REQUEST: Leaving out the pictures, retype all the material exactly.

RECORD LIST:
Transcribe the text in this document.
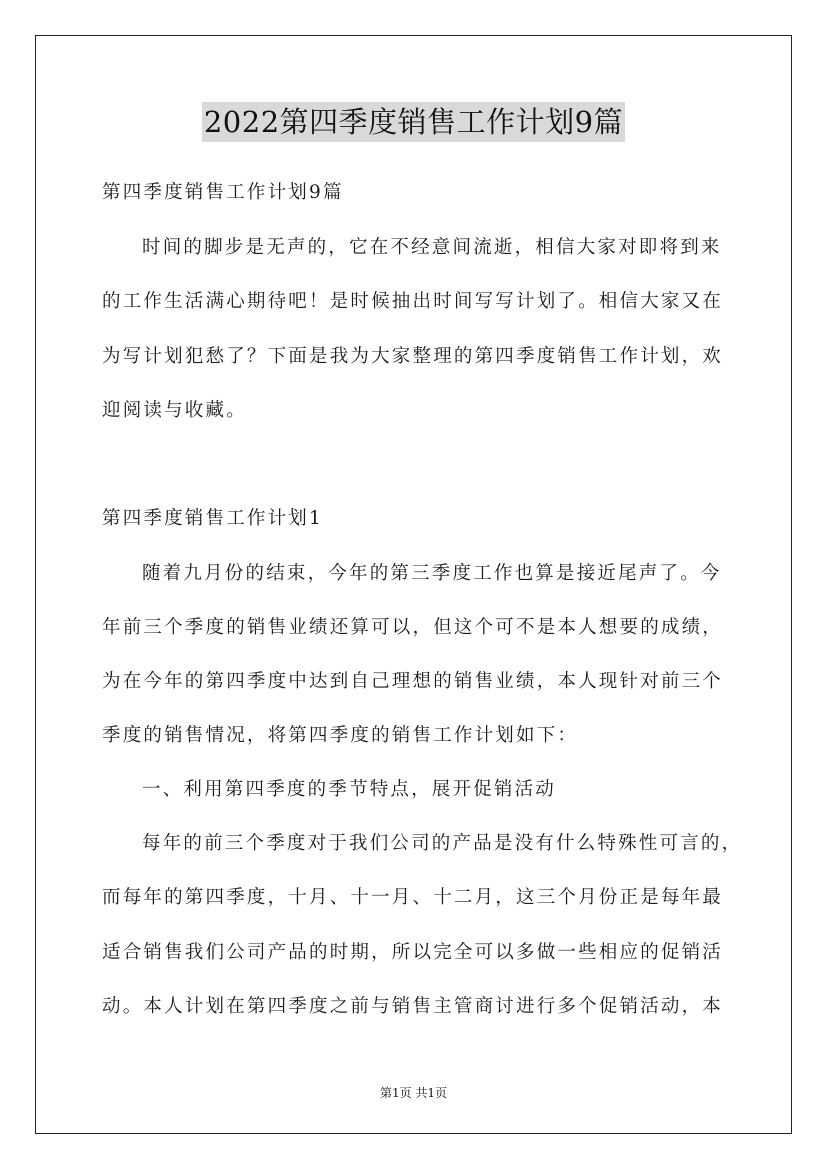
2022第四季度销售工作计划9篇
第四季度销售工作计划9篇
时间的脚步是无声的，它在不经意间流逝，相信大家对即将到来
的工作生活满心期待吧！是时候抽出时间写写计划了。相信大家又在
为写计划犯愁了？下面是我为大家整理的第四季度销售工作计划，欢
迎阅读与收藏。
第四季度销售工作计划1
随着九月份的结束，今年的第三季度工作也算是接近尾声了。今
年前三个季度的销售业绩还算可以，但这个可不是本人想要的成绩，
为在今年的第四季度中达到自己理想的销售业绩，本人现针对前三个
季度的销售情况，将第四季度的销售工作计划如下：
一、利用第四季度的季节特点，展开促销活动
每年的前三个季度对于我们公司的产品是没有什么特殊性可言的，
而每年的第四季度，十月、十一月、十二月，这三个月份正是每年最
适合销售我们公司产品的时期，所以完全可以多做一些相应的促销活
动。本人计划在第四季度之前与销售主管商讨进行多个促销活动，本
第1页 共1页
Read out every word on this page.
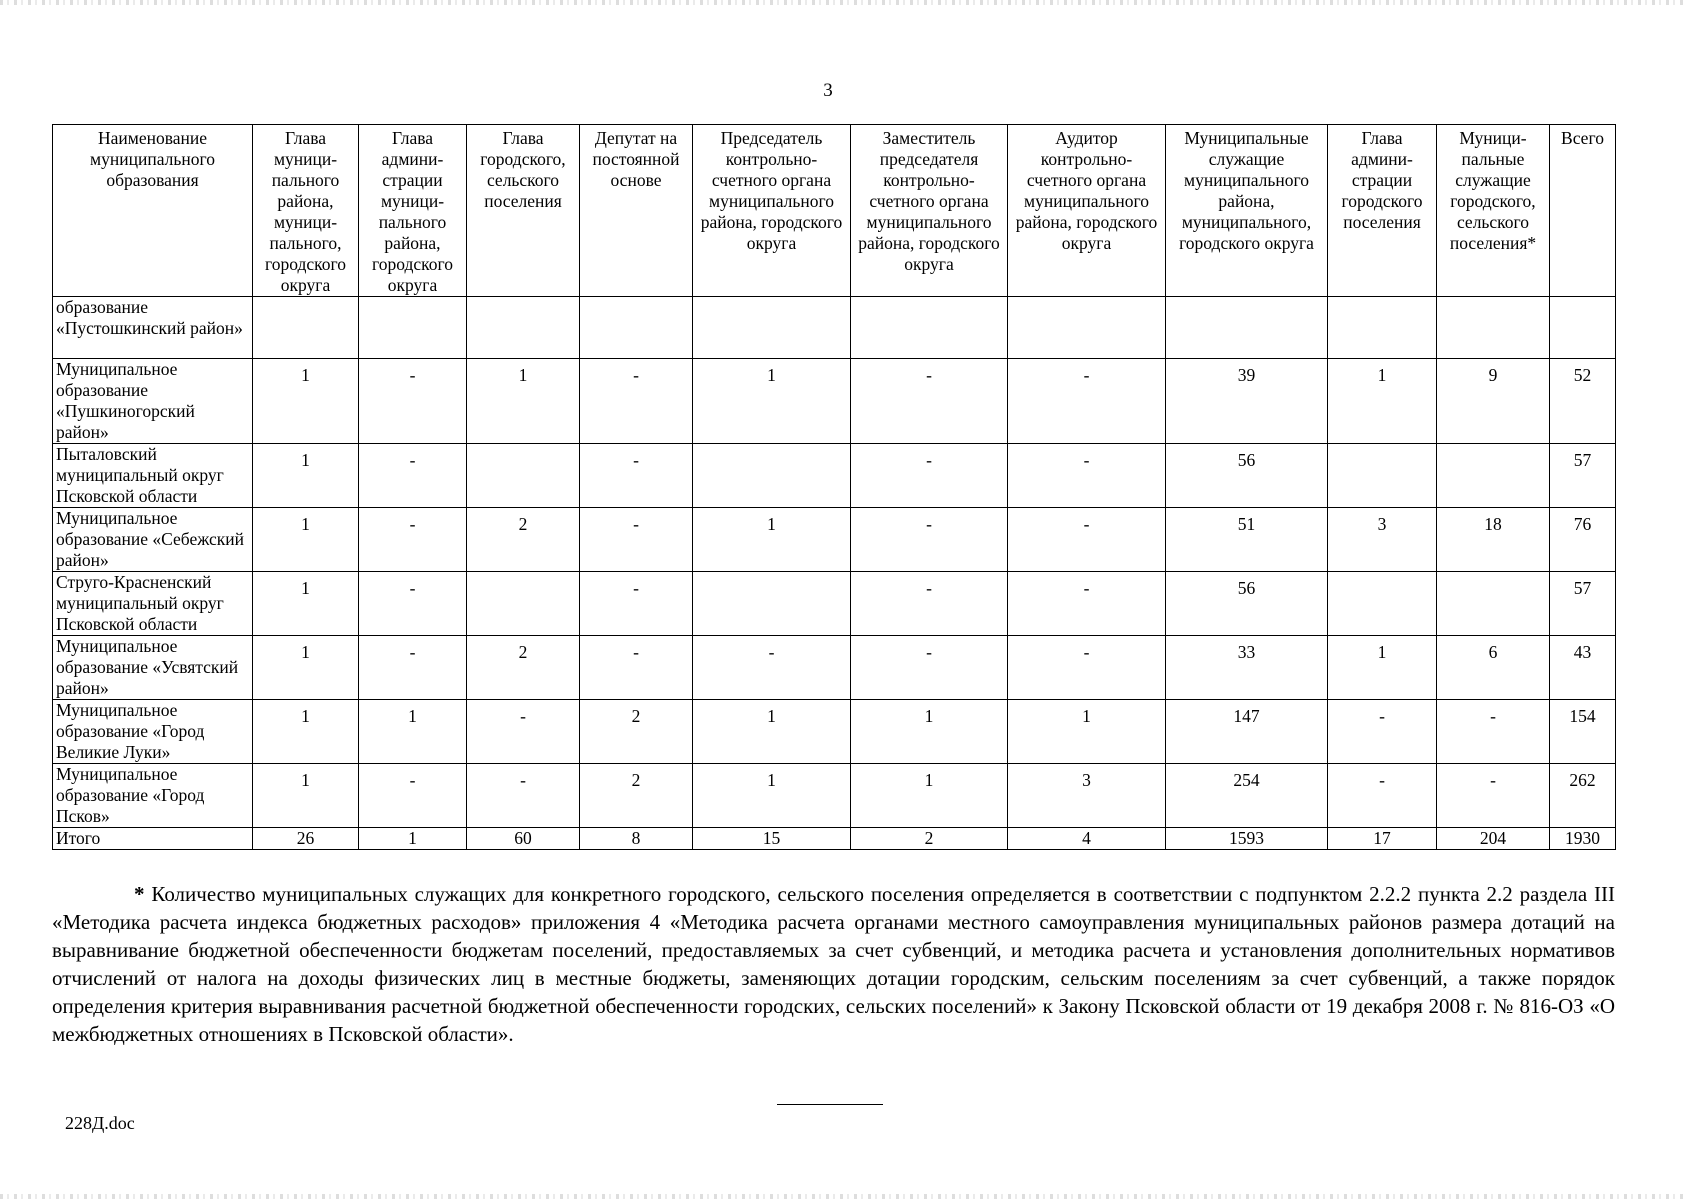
3
Наименование муниципального образования	Глава муници-пального района, муници-пального, городского округа	Глава админи-страции муници-пального района, городского округа	Глава городского, сельского поселения	Депутат на постоянной основе	Председатель контрольно-счетного органа муниципального района, городского округа	Заместитель председателя контрольно-счетного органа муниципального района, городского округа	Аудитор контрольно-счетного органа муниципального района, городского округа	Муниципальные служащие муниципального района, муниципального, городского округа	Глава админи-страции городского поселения	Муници-пальные служащие городского, сельского поселения*	Всего
образование «Пустошкинский район»											
Муниципальное образование «Пушкиногорский район»	1	-	1	-	1	-	-	39	1	9	52
Пыталовский муниципальный округ Псковской области	1	-		-		-	-	56			57
Муниципальное образование «Себежский район»	1	-	2	-	1	-	-	51	3	18	76
Струго-Красненский муниципальный округ Псковской области	1	-		-		-	-	56			57
Муниципальное образование «Усвятский район»	1	-	2	-	-	-	-	33	1	6	43
Муниципальное образование «Город Великие Луки»	1	1	-	2	1	1	1	147	-	-	154
Муниципальное образование «Город Псков»	1	-	-	2	1	1	3	254	-	-	262
Итого	26	1	60	8	15	2	4	1593	17	204	1930
* Количество муниципальных служащих для конкретного городского, сельского поселения определяется в соответствии с подпунктом 2.2.2 пункта 2.2 раздела III «Методика расчета индекса бюджетных расходов» приложения 4 «Методика расчета органами местного самоуправления муниципальных районов размера дотаций на выравнивание бюджетной обеспеченности бюджетам поселений, предоставляемых за счет субвенций, и методика расчета и установления дополнительных нормативов отчислений от налога на доходы физических лиц в местные бюджеты, заменяющих дотации городским, сельским поселениям за счет субвенций, а также порядок определения критерия выравнивания расчетной бюджетной обеспеченности городских, сельских поселений» к Закону Псковской области от 19 декабря 2008 г. № 816-ОЗ «О межбюджетных отношениях в Псковской области».
228Д.doc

FULL OUTPUT:
Transcribe the text in this document.
2022第四季度销售工作计划9篇
第四季度销售工作计划9篇
时间的脚步是无声的，它在不经意间流逝，相信大家对即将到来
的工作生活满心期待吧！是时候抽出时间写写计划了。相信大家又在
为写计划犯愁了？下面是我为大家整理的第四季度销售工作计划，欢
迎阅读与收藏。
第四季度销售工作计划1
随着九月份的结束，今年的第三季度工作也算是接近尾声了。今
年前三个季度的销售业绩还算可以，但这个可不是本人想要的成绩，
为在今年的第四季度中达到自己理想的销售业绩，本人现针对前三个
季度的销售情况，将第四季度的销售工作计划如下：
一、利用第四季度的季节特点，展开促销活动
每年的前三个季度对于我们公司的产品是没有什么特殊性可言的，
而每年的第四季度，十月、十一月、十二月，这三个月份正是每年最
适合销售我们公司产品的时期，所以完全可以多做一些相应的促销活
动。本人计划在第四季度之前与销售主管商讨进行多个促销活动，本
第1页 共1页
Read out every word on this page.
3
Наименование муниципального образования	Глава муници-пального района, муници-пального, городского округа	Глава админи-страции муници-пального района, городского округа	Глава городского, сельского поселения	Депутат на постоянной основе	Председатель контрольно-счетного органа муниципального района, городского округа	Заместитель председателя контрольно-счетного органа муниципального района, городского округа	Аудитор контрольно-счетного органа муниципального района, городского округа	Муниципальные служащие муниципального района, муниципального, городского округа	Глава админи-страции городского поселения	Муници-пальные служащие городского, сельского поселения*	Всего
образование «Пустошкинский район»											
Муниципальное образование «Пушкиногорский район»	1	-	1	-	1	-	-	39	1	9	52
Пыталовский муниципальный округ Псковской области	1	-		-		-	-	56			57
Муниципальное образование «Себежский район»	1	-	2	-	1	-	-	51	3	18	76
Струго-Красненский муниципальный округ Псковской области	1	-		-		-	-	56			57
Муниципальное образование «Усвятский район»	1	-	2	-	-	-	-	33	1	6	43
Муниципальное образование «Город Великие Луки»	1	1	-	2	1	1	1	147	-	-	154
Муниципальное образование «Город Псков»	1	-	-	2	1	1	3	254	-	-	262
Итого	26	1	60	8	15	2	4	1593	17	204	1930
* Количество муниципальных служащих для конкретного городского, сельского поселения определяется в соответствии с подпунктом 2.2.2 пункта 2.2 раздела III «Методика расчета индекса бюджетных расходов» приложения 4 «Методика расчета органами местного самоуправления муниципальных районов размера дотаций на выравнивание бюджетной обеспеченности бюджетам поселений, предоставляемых за счет субвенций, и методика расчета и установления дополнительных нормативов отчислений от налога на доходы физических лиц в местные бюджеты, заменяющих дотации городским, сельским поселениям за счет субвенций, а также порядок определения критерия выравнивания расчетной бюджетной обеспеченности городских, сельских поселений» к Закону Псковской области от 19 декабря 2008 г. № 816-ОЗ «О межбюджетных отношениях в Псковской области».
228Д.doc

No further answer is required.